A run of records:
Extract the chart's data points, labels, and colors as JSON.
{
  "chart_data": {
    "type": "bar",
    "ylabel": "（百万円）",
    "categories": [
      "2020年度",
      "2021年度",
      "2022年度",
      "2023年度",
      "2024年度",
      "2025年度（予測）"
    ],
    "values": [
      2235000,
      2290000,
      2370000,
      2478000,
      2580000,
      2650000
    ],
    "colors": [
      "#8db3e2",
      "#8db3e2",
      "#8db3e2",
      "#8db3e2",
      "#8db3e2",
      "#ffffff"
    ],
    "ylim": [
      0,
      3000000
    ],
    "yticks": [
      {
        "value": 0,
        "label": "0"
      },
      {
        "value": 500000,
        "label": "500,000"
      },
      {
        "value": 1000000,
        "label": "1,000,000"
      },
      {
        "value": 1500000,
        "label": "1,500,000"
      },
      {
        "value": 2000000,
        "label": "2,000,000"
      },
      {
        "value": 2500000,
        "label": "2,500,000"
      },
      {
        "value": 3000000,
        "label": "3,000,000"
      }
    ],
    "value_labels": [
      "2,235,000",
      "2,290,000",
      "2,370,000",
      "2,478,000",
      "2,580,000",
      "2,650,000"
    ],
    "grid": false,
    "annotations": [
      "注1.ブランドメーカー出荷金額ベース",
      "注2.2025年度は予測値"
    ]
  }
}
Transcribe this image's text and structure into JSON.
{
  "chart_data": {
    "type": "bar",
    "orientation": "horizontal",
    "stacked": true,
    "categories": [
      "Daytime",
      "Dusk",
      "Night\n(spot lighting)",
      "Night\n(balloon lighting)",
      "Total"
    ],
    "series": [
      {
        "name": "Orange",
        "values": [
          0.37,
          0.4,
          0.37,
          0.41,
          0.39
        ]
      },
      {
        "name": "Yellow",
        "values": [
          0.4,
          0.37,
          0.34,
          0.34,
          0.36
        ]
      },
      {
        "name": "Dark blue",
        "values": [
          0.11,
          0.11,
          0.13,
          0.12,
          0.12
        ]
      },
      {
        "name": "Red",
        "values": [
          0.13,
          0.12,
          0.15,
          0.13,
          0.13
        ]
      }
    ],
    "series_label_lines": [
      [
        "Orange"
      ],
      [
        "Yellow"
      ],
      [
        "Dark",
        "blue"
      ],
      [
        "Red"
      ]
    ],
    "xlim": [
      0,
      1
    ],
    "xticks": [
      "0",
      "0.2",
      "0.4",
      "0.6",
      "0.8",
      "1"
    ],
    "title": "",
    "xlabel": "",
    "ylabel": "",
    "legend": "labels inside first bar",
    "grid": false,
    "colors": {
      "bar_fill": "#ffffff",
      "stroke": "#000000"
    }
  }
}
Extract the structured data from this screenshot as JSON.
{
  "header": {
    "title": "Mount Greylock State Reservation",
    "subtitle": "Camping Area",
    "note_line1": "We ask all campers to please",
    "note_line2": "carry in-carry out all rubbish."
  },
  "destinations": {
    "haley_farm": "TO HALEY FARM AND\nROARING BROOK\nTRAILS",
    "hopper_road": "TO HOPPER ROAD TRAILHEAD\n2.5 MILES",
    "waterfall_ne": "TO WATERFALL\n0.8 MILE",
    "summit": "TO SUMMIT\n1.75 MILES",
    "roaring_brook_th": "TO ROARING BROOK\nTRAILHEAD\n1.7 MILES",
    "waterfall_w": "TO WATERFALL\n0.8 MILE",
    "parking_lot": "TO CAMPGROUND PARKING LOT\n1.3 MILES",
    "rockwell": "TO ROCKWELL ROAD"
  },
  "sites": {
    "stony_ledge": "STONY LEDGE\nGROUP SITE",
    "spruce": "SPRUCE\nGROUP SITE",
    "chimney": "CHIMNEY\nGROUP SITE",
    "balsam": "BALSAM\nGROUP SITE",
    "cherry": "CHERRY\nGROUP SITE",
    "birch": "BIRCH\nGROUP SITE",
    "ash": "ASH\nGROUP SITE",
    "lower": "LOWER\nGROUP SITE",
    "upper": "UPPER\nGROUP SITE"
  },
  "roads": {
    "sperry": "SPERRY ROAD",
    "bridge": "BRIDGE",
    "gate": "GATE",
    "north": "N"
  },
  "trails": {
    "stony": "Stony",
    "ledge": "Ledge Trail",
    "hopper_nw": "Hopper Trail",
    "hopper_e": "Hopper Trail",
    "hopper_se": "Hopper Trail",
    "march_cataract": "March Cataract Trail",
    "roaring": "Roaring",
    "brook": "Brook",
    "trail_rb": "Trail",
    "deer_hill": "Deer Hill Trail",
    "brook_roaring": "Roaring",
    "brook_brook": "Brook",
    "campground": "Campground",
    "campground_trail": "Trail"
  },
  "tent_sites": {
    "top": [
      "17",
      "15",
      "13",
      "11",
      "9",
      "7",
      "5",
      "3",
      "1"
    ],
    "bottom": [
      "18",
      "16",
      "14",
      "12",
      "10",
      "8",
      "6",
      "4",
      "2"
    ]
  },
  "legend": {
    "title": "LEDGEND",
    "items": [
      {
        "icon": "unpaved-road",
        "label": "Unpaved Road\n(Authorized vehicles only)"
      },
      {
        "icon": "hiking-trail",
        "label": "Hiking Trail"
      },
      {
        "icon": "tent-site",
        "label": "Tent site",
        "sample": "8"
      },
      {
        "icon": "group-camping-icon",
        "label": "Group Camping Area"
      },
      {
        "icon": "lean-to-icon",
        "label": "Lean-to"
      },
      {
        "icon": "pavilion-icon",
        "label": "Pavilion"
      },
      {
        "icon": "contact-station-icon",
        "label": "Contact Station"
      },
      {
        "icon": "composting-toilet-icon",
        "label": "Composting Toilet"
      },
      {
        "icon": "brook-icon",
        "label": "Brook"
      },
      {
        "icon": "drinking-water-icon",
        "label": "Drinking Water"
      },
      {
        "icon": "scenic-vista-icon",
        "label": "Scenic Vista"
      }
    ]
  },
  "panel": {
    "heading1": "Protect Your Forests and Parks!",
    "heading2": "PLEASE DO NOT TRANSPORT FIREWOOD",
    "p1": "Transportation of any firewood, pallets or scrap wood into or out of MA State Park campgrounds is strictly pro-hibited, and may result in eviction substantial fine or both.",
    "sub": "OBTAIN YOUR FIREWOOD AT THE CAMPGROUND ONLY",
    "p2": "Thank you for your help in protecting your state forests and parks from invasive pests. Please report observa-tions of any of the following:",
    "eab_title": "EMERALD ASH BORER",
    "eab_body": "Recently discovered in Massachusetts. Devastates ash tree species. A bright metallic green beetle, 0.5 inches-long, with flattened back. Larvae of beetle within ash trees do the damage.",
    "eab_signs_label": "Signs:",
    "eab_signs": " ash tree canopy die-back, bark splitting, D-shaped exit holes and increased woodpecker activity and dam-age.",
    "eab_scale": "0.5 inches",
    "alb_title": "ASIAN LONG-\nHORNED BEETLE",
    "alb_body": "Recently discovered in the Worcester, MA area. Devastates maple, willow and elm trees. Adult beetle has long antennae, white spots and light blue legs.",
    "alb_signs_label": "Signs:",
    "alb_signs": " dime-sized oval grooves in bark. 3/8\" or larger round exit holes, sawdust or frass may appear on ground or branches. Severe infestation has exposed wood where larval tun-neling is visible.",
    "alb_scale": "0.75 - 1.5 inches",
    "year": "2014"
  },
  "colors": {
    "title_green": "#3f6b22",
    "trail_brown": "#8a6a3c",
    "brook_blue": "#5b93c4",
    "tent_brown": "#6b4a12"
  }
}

**Exercise objective**
Write down the full listing again, exactly.

**Response**
Extract the chart's data points, labels, and colors as JSON.
{
  "chart_data": {
    "type": "bar",
    "ylabel": "（百万円）",
    "categories": [
      "2020年度",
      "2021年度",
      "2022年度",
      "2023年度",
      "2024年度",
      "2025年度（予測）"
    ],
    "values": [
      2235000,
      2290000,
      2370000,
      2478000,
      2580000,
      2650000
    ],
    "colors": [
      "#8db3e2",
      "#8db3e2",
      "#8db3e2",
      "#8db3e2",
      "#8db3e2",
      "#ffffff"
    ],
    "ylim": [
      0,
      3000000
    ],
    "yticks": [
      {
        "value": 0,
        "label": "0"
      },
      {
        "value": 500000,
        "label": "500,000"
      },
      {
        "value": 1000000,
        "label": "1,000,000"
      },
      {
        "value": 1500000,
        "label": "1,500,000"
      },
      {
        "value": 2000000,
        "label": "2,000,000"
      },
      {
        "value": 2500000,
        "label": "2,500,000"
      },
      {
        "value": 3000000,
        "label": "3,000,000"
      }
    ],
    "value_labels": [
      "2,235,000",
      "2,290,000",
      "2,370,000",
      "2,478,000",
      "2,580,000",
      "2,650,000"
    ],
    "grid": false,
    "annotations": [
      "注1.ブランドメーカー出荷金額ベース",
      "注2.2025年度は予測値"
    ]
  }
}
Transcribe this image's text and structure into JSON.
{
  "chart_data": {
    "type": "bar",
    "orientation": "horizontal",
    "stacked": true,
    "categories": [
      "Daytime",
      "Dusk",
      "Night\n(spot lighting)",
      "Night\n(balloon lighting)",
      "Total"
    ],
    "series": [
      {
        "name": "Orange",
        "values": [
          0.37,
          0.4,
          0.37,
          0.41,
          0.39
        ]
      },
      {
        "name": "Yellow",
        "values": [
          0.4,
          0.37,
          0.34,
          0.34,
          0.36
        ]
      },
      {
        "name": "Dark blue",
        "values": [
          0.11,
          0.11,
          0.13,
          0.12,
          0.12
        ]
      },
      {
        "name": "Red",
        "values": [
          0.13,
          0.12,
          0.15,
          0.13,
          0.13
        ]
      }
    ],
    "series_label_lines": [
      [
        "Orange"
      ],
      [
        "Yellow"
      ],
      [
        "Dark",
        "blue"
      ],
      [
        "Red"
      ]
    ],
    "xlim": [
      0,
      1
    ],
    "xticks": [
      "0",
      "0.2",
      "0.4",
      "0.6",
      "0.8",
      "1"
    ],
    "title": "",
    "xlabel": "",
    "ylabel": "",
    "legend": "labels inside first bar",
    "grid": false,
    "colors": {
      "bar_fill": "#ffffff",
      "stroke": "#000000"
    }
  }
}
Extract the structured data from this screenshot as JSON.
{
  "header": {
    "title": "Mount Greylock State Reservation",
    "subtitle": "Camping Area",
    "note_line1": "We ask all campers to please",
    "note_line2": "carry in-carry out all rubbish."
  },
  "destinations": {
    "haley_farm": "TO HALEY FARM AND\nROARING BROOK\nTRAILS",
    "hopper_road": "TO HOPPER ROAD TRAILHEAD\n2.5 MILES",
    "waterfall_ne": "TO WATERFALL\n0.8 MILE",
    "summit": "TO SUMMIT\n1.75 MILES",
    "roaring_brook_th": "TO ROARING BROOK\nTRAILHEAD\n1.7 MILES",
    "waterfall_w": "TO WATERFALL\n0.8 MILE",
    "parking_lot": "TO CAMPGROUND PARKING LOT\n1.3 MILES",
    "rockwell": "TO ROCKWELL ROAD"
  },
  "sites": {
    "stony_ledge": "STONY LEDGE\nGROUP SITE",
    "spruce": "SPRUCE\nGROUP SITE",
    "chimney": "CHIMNEY\nGROUP SITE",
    "balsam": "BALSAM\nGROUP SITE",
    "cherry": "CHERRY\nGROUP SITE",
    "birch": "BIRCH\nGROUP SITE",
    "ash": "ASH\nGROUP SITE",
    "lower": "LOWER\nGROUP SITE",
    "upper": "UPPER\nGROUP SITE"
  },
  "roads": {
    "sperry": "SPERRY ROAD",
    "bridge": "BRIDGE",
    "gate": "GATE",
    "north": "N"
  },
  "trails": {
    "stony": "Stony",
    "ledge": "Ledge Trail",
    "hopper_nw": "Hopper Trail",
    "hopper_e": "Hopper Trail",
    "hopper_se": "Hopper Trail",
    "march_cataract": "March Cataract Trail",
    "roaring": "Roaring",
    "brook": "Brook",
    "trail_rb": "Trail",
    "deer_hill": "Deer Hill Trail",
    "brook_roaring": "Roaring",
    "brook_brook": "Brook",
    "campground": "Campground",
    "campground_trail": "Trail"
  },
  "tent_sites": {
    "top": [
      "17",
      "15",
      "13",
      "11",
      "9",
      "7",
      "5",
      "3",
      "1"
    ],
    "bottom": [
      "18",
      "16",
      "14",
      "12",
      "10",
      "8",
      "6",
      "4",
      "2"
    ]
  },
  "legend": {
    "title": "LEDGEND",
    "items": [
      {
        "icon": "unpaved-road",
        "label": "Unpaved Road\n(Authorized vehicles only)"
      },
      {
        "icon": "hiking-trail",
        "label": "Hiking Trail"
      },
      {
        "icon": "tent-site",
        "label": "Tent site",
        "sample": "8"
      },
      {
        "icon": "group-camping-icon",
        "label": "Group Camping Area"
      },
      {
        "icon": "lean-to-icon",
        "label": "Lean-to"
      },
      {
        "icon": "pavilion-icon",
        "label": "Pavilion"
      },
      {
        "icon": "contact-station-icon",
        "label": "Contact Station"
      },
      {
        "icon": "composting-toilet-icon",
        "label": "Composting Toilet"
      },
      {
        "icon": "brook-icon",
        "label": "Brook"
      },
      {
        "icon": "drinking-water-icon",
        "label": "Drinking Water"
      },
      {
        "icon": "scenic-vista-icon",
        "label": "Scenic Vista"
      }
    ]
  },
  "panel": {
    "heading1": "Protect Your Forests and Parks!",
    "heading2": "PLEASE DO NOT TRANSPORT FIREWOOD",
    "p1": "Transportation of any firewood, pallets or scrap wood into or out of MA State Park campgrounds is strictly pro-hibited, and may result in eviction substantial fine or both.",
    "sub": "OBTAIN YOUR FIREWOOD AT THE CAMPGROUND ONLY",
    "p2": "Thank you for your help in protecting your state forests and parks from invasive pests. Please report observa-tions of any of the following:",
    "eab_title": "EMERALD ASH BORER",
    "eab_body": "Recently discovered in Massachusetts. Devastates ash tree species. A bright metallic green beetle, 0.5 inches-long, with flattened back. Larvae of beetle within ash trees do the damage.",
    "eab_signs_label": "Signs:",
    "eab_signs": " ash tree canopy die-back, bark splitting, D-shaped exit holes and increased woodpecker activity and dam-age.",
    "eab_scale": "0.5 inches",
    "alb_title": "ASIAN LONG-\nHORNED BEETLE",
    "alb_body": "Recently discovered in the Worcester, MA area. Devastates maple, willow and elm trees. Adult beetle has long antennae, white spots and light blue legs.",
    "alb_signs_label": "Signs:",
    "alb_signs": " dime-sized oval grooves in bark. 3/8\" or larger round exit holes, sawdust or frass may appear on ground or branches. Severe infestation has exposed wood where larval tun-neling is visible.",
    "alb_scale": "0.75 - 1.5 inches",
    "year": "2014"
  },
  "colors": {
    "title_green": "#3f6b22",
    "trail_brown": "#8a6a3c",
    "brook_blue": "#5b93c4",
    "tent_brown": "#6b4a12"
  }
}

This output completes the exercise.